__Required work__: Reply with one number: how many lines contain the word "JSON".

__Data listing__:
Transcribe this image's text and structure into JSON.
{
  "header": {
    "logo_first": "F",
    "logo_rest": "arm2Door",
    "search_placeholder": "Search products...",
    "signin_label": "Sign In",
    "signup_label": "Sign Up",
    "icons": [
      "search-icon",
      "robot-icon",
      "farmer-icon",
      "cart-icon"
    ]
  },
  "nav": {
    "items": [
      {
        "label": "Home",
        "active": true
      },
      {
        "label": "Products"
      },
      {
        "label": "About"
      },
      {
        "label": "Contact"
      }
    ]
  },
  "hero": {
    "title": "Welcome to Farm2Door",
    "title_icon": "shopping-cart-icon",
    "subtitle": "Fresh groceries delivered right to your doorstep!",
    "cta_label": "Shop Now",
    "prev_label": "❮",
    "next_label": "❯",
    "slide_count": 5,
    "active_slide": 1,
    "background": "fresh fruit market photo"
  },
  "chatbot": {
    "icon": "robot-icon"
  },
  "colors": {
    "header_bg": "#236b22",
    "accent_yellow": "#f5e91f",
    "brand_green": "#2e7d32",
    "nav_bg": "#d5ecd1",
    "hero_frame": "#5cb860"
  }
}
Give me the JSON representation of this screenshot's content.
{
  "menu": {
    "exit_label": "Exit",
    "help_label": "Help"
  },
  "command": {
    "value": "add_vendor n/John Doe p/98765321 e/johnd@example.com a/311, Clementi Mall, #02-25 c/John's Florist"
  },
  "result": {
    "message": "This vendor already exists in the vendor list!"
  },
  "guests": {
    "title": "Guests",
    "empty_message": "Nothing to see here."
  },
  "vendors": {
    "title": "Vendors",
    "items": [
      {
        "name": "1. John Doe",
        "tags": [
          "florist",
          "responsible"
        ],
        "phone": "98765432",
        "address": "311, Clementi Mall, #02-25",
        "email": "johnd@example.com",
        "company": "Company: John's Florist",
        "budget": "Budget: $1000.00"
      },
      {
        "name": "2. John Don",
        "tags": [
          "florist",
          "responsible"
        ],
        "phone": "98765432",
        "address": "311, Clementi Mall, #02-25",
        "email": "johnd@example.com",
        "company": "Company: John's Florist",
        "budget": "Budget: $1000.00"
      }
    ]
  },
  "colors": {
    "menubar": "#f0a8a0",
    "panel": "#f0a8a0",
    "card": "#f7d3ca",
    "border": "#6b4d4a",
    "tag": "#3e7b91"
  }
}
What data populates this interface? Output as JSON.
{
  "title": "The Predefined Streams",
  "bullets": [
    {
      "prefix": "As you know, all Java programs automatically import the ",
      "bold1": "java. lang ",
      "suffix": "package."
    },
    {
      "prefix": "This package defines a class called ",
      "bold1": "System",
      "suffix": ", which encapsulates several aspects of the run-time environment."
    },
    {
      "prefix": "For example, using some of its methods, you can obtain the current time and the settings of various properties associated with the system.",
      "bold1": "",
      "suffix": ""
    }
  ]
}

__Solution__: 3